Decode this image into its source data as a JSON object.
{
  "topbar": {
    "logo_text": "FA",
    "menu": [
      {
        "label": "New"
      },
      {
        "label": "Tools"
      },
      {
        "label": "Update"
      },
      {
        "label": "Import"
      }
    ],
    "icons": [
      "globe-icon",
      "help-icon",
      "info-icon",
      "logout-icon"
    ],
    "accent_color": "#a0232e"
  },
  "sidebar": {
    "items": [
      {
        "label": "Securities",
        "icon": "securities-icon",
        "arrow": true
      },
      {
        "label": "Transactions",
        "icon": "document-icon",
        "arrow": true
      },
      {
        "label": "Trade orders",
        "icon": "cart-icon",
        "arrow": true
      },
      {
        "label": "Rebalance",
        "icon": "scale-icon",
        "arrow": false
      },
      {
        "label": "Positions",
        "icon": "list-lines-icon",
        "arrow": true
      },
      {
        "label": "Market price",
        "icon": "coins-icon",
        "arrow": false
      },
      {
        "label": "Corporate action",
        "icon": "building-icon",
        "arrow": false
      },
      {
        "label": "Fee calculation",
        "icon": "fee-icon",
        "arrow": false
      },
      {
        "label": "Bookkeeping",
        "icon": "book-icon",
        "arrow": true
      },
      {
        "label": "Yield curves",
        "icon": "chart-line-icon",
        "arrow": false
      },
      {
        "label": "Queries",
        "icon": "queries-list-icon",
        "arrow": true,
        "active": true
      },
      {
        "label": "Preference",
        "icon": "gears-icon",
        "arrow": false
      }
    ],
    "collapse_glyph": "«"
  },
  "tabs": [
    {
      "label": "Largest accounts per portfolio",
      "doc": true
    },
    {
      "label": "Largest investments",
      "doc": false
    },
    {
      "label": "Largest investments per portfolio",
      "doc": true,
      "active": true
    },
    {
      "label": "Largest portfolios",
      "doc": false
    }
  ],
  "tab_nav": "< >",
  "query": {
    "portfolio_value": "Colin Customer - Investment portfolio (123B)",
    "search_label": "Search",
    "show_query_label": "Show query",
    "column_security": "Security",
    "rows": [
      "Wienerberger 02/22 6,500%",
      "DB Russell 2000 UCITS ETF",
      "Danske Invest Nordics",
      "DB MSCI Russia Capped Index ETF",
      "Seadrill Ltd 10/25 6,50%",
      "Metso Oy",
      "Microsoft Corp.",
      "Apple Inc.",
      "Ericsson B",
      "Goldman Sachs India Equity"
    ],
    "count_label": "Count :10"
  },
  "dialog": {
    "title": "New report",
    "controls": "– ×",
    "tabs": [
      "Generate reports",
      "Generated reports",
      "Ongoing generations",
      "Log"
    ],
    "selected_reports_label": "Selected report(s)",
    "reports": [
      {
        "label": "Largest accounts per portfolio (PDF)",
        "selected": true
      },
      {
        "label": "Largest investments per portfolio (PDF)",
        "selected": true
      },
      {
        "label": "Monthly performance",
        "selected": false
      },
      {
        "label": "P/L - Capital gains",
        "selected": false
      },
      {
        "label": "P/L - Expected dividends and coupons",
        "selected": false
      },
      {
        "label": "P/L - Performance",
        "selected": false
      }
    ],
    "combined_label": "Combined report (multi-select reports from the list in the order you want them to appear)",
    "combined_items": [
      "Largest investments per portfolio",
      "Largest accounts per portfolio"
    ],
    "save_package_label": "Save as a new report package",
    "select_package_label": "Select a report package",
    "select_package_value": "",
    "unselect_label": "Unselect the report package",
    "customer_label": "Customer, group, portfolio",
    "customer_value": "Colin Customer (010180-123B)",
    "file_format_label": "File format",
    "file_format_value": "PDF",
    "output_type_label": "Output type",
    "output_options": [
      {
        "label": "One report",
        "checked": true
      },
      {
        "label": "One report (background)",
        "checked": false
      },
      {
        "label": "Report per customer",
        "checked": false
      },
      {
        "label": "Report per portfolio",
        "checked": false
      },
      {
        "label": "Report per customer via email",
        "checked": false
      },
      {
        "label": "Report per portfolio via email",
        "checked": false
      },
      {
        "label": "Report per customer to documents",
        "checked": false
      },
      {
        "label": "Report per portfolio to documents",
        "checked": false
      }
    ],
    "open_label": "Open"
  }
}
____________
* [PROBLEM TO WORK ON]: Retype the material above, line by line, exactly.

* [THE ANSWER]:
Decode this image into its source data as a JSON object.
{
  "topbar": {
    "logo_text": "FA",
    "menu": [
      {
        "label": "New"
      },
      {
        "label": "Tools"
      },
      {
        "label": "Update"
      },
      {
        "label": "Import"
      }
    ],
    "icons": [
      "globe-icon",
      "help-icon",
      "info-icon",
      "logout-icon"
    ],
    "accent_color": "#a0232e"
  },
  "sidebar": {
    "items": [
      {
        "label": "Securities",
        "icon": "securities-icon",
        "arrow": true
      },
      {
        "label": "Transactions",
        "icon": "document-icon",
        "arrow": true
      },
      {
        "label": "Trade orders",
        "icon": "cart-icon",
        "arrow": true
      },
      {
        "label": "Rebalance",
        "icon": "scale-icon",
        "arrow": false
      },
      {
        "label": "Positions",
        "icon": "list-lines-icon",
        "arrow": true
      },
      {
        "label": "Market price",
        "icon": "coins-icon",
        "arrow": false
      },
      {
        "label": "Corporate action",
        "icon": "building-icon",
        "arrow": false
      },
      {
        "label": "Fee calculation",
        "icon": "fee-icon",
        "arrow": false
      },
      {
        "label": "Bookkeeping",
        "icon": "book-icon",
        "arrow": true
      },
      {
        "label": "Yield curves",
        "icon": "chart-line-icon",
        "arrow": false
      },
      {
        "label": "Queries",
        "icon": "queries-list-icon",
        "arrow": true,
        "active": true
      },
      {
        "label": "Preference",
        "icon": "gears-icon",
        "arrow": false
      }
    ],
    "collapse_glyph": "«"
  },
  "tabs": [
    {
      "label": "Largest accounts per portfolio",
      "doc": true
    },
    {
      "label": "Largest investments",
      "doc": false
    },
    {
      "label": "Largest investments per portfolio",
      "doc": true,
      "active": true
    },
    {
      "label": "Largest portfolios",
      "doc": false
    }
  ],
  "tab_nav": "< >",
  "query": {
    "portfolio_value": "Colin Customer - Investment portfolio (123B)",
    "search_label": "Search",
    "show_query_label": "Show query",
    "column_security": "Security",
    "rows": [
      "Wienerberger 02/22 6,500%",
      "DB Russell 2000 UCITS ETF",
      "Danske Invest Nordics",
      "DB MSCI Russia Capped Index ETF",
      "Seadrill Ltd 10/25 6,50%",
      "Metso Oy",
      "Microsoft Corp.",
      "Apple Inc.",
      "Ericsson B",
      "Goldman Sachs India Equity"
    ],
    "count_label": "Count :10"
  },
  "dialog": {
    "title": "New report",
    "controls": "– ×",
    "tabs": [
      "Generate reports",
      "Generated reports",
      "Ongoing generations",
      "Log"
    ],
    "selected_reports_label": "Selected report(s)",
    "reports": [
      {
        "label": "Largest accounts per portfolio (PDF)",
        "selected": true
      },
      {
        "label": "Largest investments per portfolio (PDF)",
        "selected": true
      },
      {
        "label": "Monthly performance",
        "selected": false
      },
      {
        "label": "P/L - Capital gains",
        "selected": false
      },
      {
        "label": "P/L - Expected dividends and coupons",
        "selected": false
      },
      {
        "label": "P/L - Performance",
        "selected": false
      }
    ],
    "combined_label": "Combined report (multi-select reports from the list in the order you want them to appear)",
    "combined_items": [
      "Largest investments per portfolio",
      "Largest accounts per portfolio"
    ],
    "save_package_label": "Save as a new report package",
    "select_package_label": "Select a report package",
    "select_package_value": "",
    "unselect_label": "Unselect the report package",
    "customer_label": "Customer, group, portfolio",
    "customer_value": "Colin Customer (010180-123B)",
    "file_format_label": "File format",
    "file_format_value": "PDF",
    "output_type_label": "Output type",
    "output_options": [
      {
        "label": "One report",
        "checked": true
      },
      {
        "label": "One report (background)",
        "checked": false
      },
      {
        "label": "Report per customer",
        "checked": false
      },
      {
        "label": "Report per portfolio",
        "checked": false
      },
      {
        "label": "Report per customer via email",
        "checked": false
      },
      {
        "label": "Report per portfolio via email",
        "checked": false
      },
      {
        "label": "Report per customer to documents",
        "checked": false
      },
      {
        "label": "Report per portfolio to documents",
        "checked": false
      }
    ],
    "open_label": "Open"
  }
}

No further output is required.